## JOB
Look through the lines below and state how many hold the word "организацией". Write only the number.

═════ DATASET ROWS ═════

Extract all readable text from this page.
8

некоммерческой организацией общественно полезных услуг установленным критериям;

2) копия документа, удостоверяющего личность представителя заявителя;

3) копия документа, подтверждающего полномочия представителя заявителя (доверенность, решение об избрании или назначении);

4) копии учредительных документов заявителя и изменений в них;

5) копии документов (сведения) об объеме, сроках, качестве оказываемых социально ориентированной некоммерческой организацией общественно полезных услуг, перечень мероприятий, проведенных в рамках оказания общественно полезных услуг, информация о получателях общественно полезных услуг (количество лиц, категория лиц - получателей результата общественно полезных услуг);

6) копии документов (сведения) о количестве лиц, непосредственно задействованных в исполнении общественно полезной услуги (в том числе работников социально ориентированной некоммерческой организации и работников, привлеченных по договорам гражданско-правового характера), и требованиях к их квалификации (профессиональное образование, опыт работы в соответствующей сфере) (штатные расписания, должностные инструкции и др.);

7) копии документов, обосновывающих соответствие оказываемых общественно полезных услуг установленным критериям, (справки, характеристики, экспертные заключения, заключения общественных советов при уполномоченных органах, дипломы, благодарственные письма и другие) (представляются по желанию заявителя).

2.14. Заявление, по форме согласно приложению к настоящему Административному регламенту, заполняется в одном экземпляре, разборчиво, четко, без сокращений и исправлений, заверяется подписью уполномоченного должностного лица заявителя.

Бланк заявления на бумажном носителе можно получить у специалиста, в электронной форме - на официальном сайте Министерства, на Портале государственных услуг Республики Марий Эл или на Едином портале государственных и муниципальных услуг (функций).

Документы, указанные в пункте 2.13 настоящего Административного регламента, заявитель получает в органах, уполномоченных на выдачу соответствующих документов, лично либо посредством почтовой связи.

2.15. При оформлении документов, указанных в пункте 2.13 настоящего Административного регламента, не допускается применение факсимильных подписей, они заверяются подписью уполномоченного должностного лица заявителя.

═════

## RESULT
2